What is the number of lines containing the string "专题测试"? Answer with the number only.
** begin AVAILABLE RECORDS **
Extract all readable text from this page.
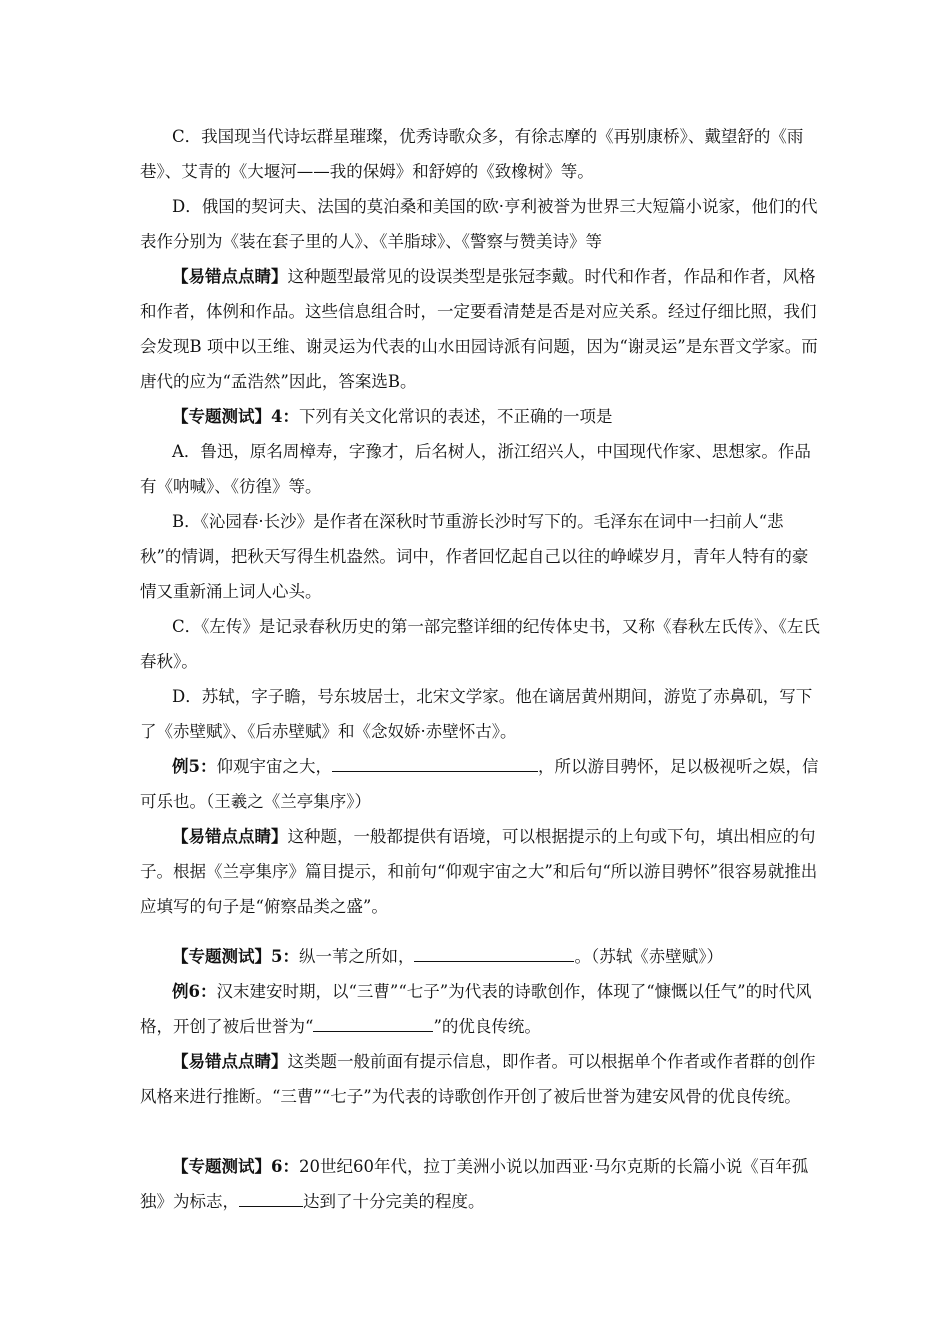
C．我国现当代诗坛群星璀璨，优秀诗歌众多，有徐志摩的《再别康桥》、戴望舒的《雨巷》、艾青的《大堰河——我的保姆》和舒婷的《致橡树》等。

D．俄国的契诃夫、法国的莫泊桑和美国的欧·亨利被誉为世界三大短篇小说家，他们的代表作分别为《装在套子里的人》、《羊脂球》、《警察与赞美诗》等

【易错点点睛】这种题型最常见的设误类型是张冠李戴。时代和作者，作品和作者，风格和作者，体例和作品。这些信息组合时，一定要看清楚是否是对应关系。经过仔细比照，我们会发现B 项中以王维、谢灵运为代表的山水田园诗派有问题，因为“谢灵运”是东晋文学家。而唐代的应为“孟浩然”因此，答案选B。

【专题测试】4：下列有关文化常识的表述，不正确的一项是

A．鲁迅，原名周樟寿，字豫才，后名树人，浙江绍兴人，中国现代作家、思想家。作品有《呐喊》、《彷徨》等。

B．《沁园春·长沙》是作者在深秋时节重游长沙时写下的。毛泽东在词中一扫前人“悲秋”的情调，把秋天写得生机盎然。词中，作者回忆起自己以往的峥嵘岁月，青年人特有的豪情又重新涌上词人心头。

C．《左传》是记录春秋历史的第一部完整详细的纪传体史书，又称《春秋左氏传》、《左氏春秋》。

D．苏轼，字子瞻，号东坡居士，北宋文学家。他在谪居黄州期间，游览了赤鼻矶，写下了《赤壁赋》、《后赤壁赋》和《念奴娇·赤壁怀古》。

例5：仰观宇宙之大，	，所以游目骋怀，足以极视听之娱，信可乐也。（王羲之《兰亭集序》）

【易错点点睛】这种题，一般都提供有语境，可以根据提示的上句或下句，填出相应的句子。根据《兰亭集序》篇目提示，和前句“仰观宇宙之大”和后句“所以游目骋怀”很容易就推出应填写的句子是“俯察品类之盛”。

【专题测试】5：纵一苇之所如，	。（苏轼《赤壁赋》）

例6：汉末建安时期，以“三曹”“七子”为代表的诗歌创作，体现了“慷慨以任气”的时代风格，开创了被后世誉为“	”的优良传统。

【易错点点睛】这类题一般前面有提示信息，即作者。可以根据单个作者或作者群的创作风格来进行推断。“三曹”“七子”为代表的诗歌创作开创了被后世誉为建安风骨的优良传统。

【专题测试】6：20世纪60年代，拉丁美洲小说以加西亚·马尔克斯的长篇小说《百年孤独》为标志，	达到了十分完美的程度。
** end AVAILABLE RECORDS **
CORRECT OUTPUT
3